* LISTED RECORDS *
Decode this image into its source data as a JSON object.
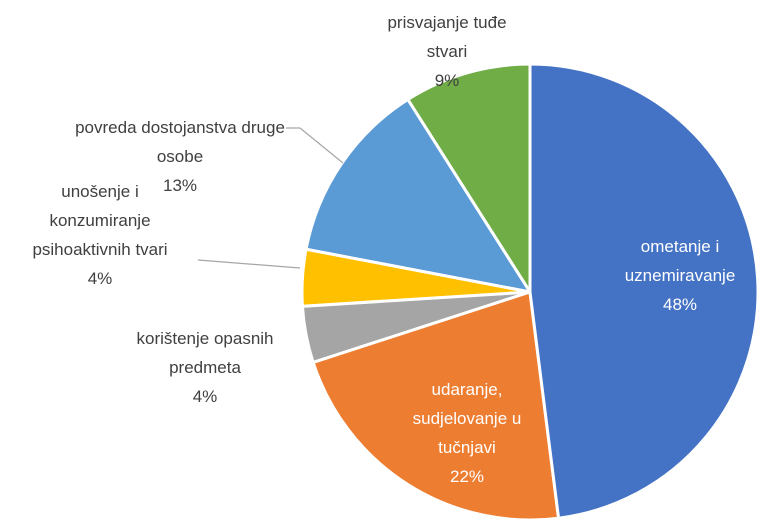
{
  "chart_data": {
    "type": "pie",
    "categories": [
      "ometanje i uznemiravanje",
      "udaranje, sudjelovanje u tučnjavi",
      "korištenje opasnih predmeta",
      "unošenje i konzumiranje psihoaktivnih tvari",
      "povreda dostojanstva druge osobe",
      "prisvajanje tuđe stvari"
    ],
    "values": [
      48,
      22,
      4,
      4,
      13,
      9
    ],
    "value_labels": [
      "48%",
      "22%",
      "4%",
      "4%",
      "13%",
      "9%"
    ],
    "colors": [
      "#4472c4",
      "#ed7d31",
      "#a5a5a5",
      "#ffc000",
      "#5b9bd5",
      "#70ad47"
    ]
  }
}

* DO THIS *
Reproduce the whole listing word for word, setting aside any pictures.

* CORRECT ANSWER *
Decode this image into its source data as a JSON object.
{
  "chart_data": {
    "type": "pie",
    "categories": [
      "ometanje i uznemiravanje",
      "udaranje, sudjelovanje u tučnjavi",
      "korištenje opasnih predmeta",
      "unošenje i konzumiranje psihoaktivnih tvari",
      "povreda dostojanstva druge osobe",
      "prisvajanje tuđe stvari"
    ],
    "values": [
      48,
      22,
      4,
      4,
      13,
      9
    ],
    "value_labels": [
      "48%",
      "22%",
      "4%",
      "4%",
      "13%",
      "9%"
    ],
    "colors": [
      "#4472c4",
      "#ed7d31",
      "#a5a5a5",
      "#ffc000",
      "#5b9bd5",
      "#70ad47"
    ]
  }
}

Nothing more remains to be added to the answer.